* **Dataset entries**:

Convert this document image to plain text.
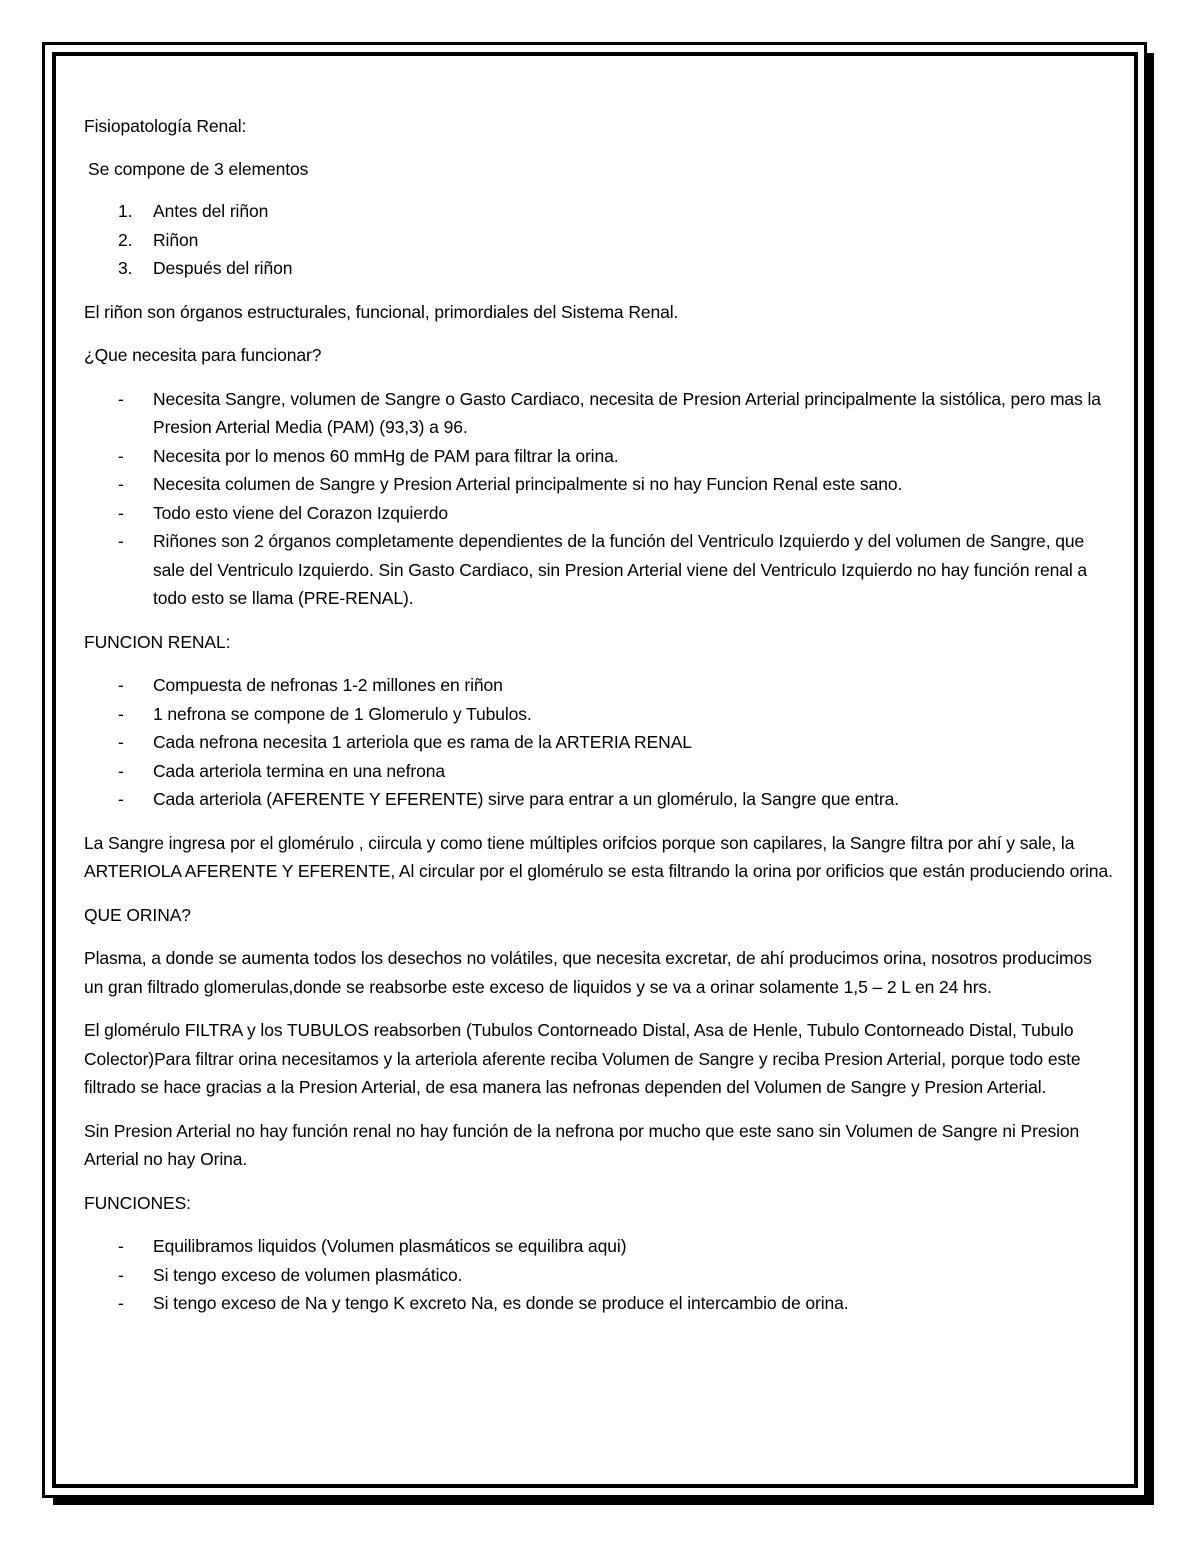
Fisiopatología Renal:

Se compone de 3 elementos

1. Antes del riñon
2. Riñon
3. Después del riñon

El riñon son órganos estructurales, funcional, primordiales del Sistema Renal.

¿Que necesita para funcionar?

- Necesita Sangre, volumen de Sangre o Gasto Cardiaco, necesita de Presion Arterial principalmente la sistólica, pero mas la Presion Arterial Media (PAM) (93,3) a 96.
- Necesita por lo menos 60 mmHg de PAM para filtrar la orina.
- Necesita columen de Sangre y Presion Arterial principalmente si no hay Funcion Renal este sano.
- Todo esto viene del Corazon Izquierdo
- Riñones son 2 órganos completamente dependientes de la función del Ventriculo Izquierdo y del volumen de Sangre, que sale del Ventriculo Izquierdo. Sin Gasto Cardiaco, sin Presion Arterial viene del Ventriculo Izquierdo no hay función renal a todo esto se llama (PRE-RENAL).

FUNCION RENAL:

- Compuesta de nefronas 1-2 millones en riñon
- 1 nefrona se compone de 1 Glomerulo y Tubulos.
- Cada nefrona necesita 1 arteriola que es rama de la ARTERIA RENAL
- Cada arteriola termina en una nefrona
- Cada arteriola (AFERENTE Y EFERENTE) sirve para entrar a un glomérulo, la Sangre que entra.

La Sangre ingresa por el glomérulo , ciircula y como tiene múltiples orifcios porque son capilares, la Sangre filtra por ahí y sale, la ARTERIOLA AFERENTE Y EFERENTE, Al circular por el glomérulo se esta filtrando la orina por orificios que están produciendo orina.

QUE ORINA?

Plasma, a donde se aumenta todos los desechos no volátiles, que necesita excretar, de ahí producimos orina, nosotros producimos un gran filtrado glomerulas,donde se reabsorbe este exceso de liquidos y se va a orinar solamente 1,5 – 2 L en 24 hrs.

El glomérulo FILTRA y los TUBULOS reabsorben (Tubulos Contorneado Distal, Asa de Henle, Tubulo Contorneado Distal, Tubulo Colector)Para filtrar orina necesitamos y la arteriola aferente reciba Volumen de Sangre y reciba Presion Arterial, porque todo este filtrado se hace gracias a la Presion Arterial, de esa manera las nefronas dependen del Volumen de Sangre y Presion Arterial.

Sin Presion Arterial no hay función renal no hay función de la nefrona por mucho que este sano sin Volumen de Sangre ni Presion Arterial no hay Orina.

FUNCIONES:

- Equilibramos liquidos (Volumen plasmáticos se equilibra aqui)
- Si tengo exceso de volumen plasmático.
- Si tengo exceso de Na y tengo K excreto Na, es donde se produce el intercambio de orina.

* **Given exercise**: Set down the material above as is, without any pictures.

* **Problem solution**:
Convert this document image to plain text.
Fisiopatología Renal:

Se compone de 3 elementos

1. Antes del riñon
2. Riñon
3. Después del riñon

El riñon son órganos estructurales, funcional, primordiales del Sistema Renal.

¿Que necesita para funcionar?

- Necesita Sangre, volumen de Sangre o Gasto Cardiaco, necesita de Presion Arterial principalmente la sistólica, pero mas la Presion Arterial Media (PAM) (93,3) a 96.
- Necesita por lo menos 60 mmHg de PAM para filtrar la orina.
- Necesita columen de Sangre y Presion Arterial principalmente si no hay Funcion Renal este sano.
- Todo esto viene del Corazon Izquierdo
- Riñones son 2 órganos completamente dependientes de la función del Ventriculo Izquierdo y del volumen de Sangre, que sale del Ventriculo Izquierdo. Sin Gasto Cardiaco, sin Presion Arterial viene del Ventriculo Izquierdo no hay función renal a todo esto se llama (PRE-RENAL).

FUNCION RENAL:

- Compuesta de nefronas 1-2 millones en riñon
- 1 nefrona se compone de 1 Glomerulo y Tubulos.
- Cada nefrona necesita 1 arteriola que es rama de la ARTERIA RENAL
- Cada arteriola termina en una nefrona
- Cada arteriola (AFERENTE Y EFERENTE) sirve para entrar a un glomérulo, la Sangre que entra.

La Sangre ingresa por el glomérulo , ciircula y como tiene múltiples orifcios porque son capilares, la Sangre filtra por ahí y sale, la ARTERIOLA AFERENTE Y EFERENTE, Al circular por el glomérulo se esta filtrando la orina por orificios que están produciendo orina.

QUE ORINA?

Plasma, a donde se aumenta todos los desechos no volátiles, que necesita excretar, de ahí producimos orina, nosotros producimos un gran filtrado glomerulas,donde se reabsorbe este exceso de liquidos y se va a orinar solamente 1,5 – 2 L en 24 hrs.

El glomérulo FILTRA y los TUBULOS reabsorben (Tubulos Contorneado Distal, Asa de Henle, Tubulo Contorneado Distal, Tubulo Colector)Para filtrar orina necesitamos y la arteriola aferente reciba Volumen de Sangre y reciba Presion Arterial, porque todo este filtrado se hace gracias a la Presion Arterial, de esa manera las nefronas dependen del Volumen de Sangre y Presion Arterial.

Sin Presion Arterial no hay función renal no hay función de la nefrona por mucho que este sano sin Volumen de Sangre ni Presion Arterial no hay Orina.

FUNCIONES:

- Equilibramos liquidos (Volumen plasmáticos se equilibra aqui)
- Si tengo exceso de volumen plasmático.
- Si tengo exceso de Na y tengo K excreto Na, es donde se produce el intercambio de orina.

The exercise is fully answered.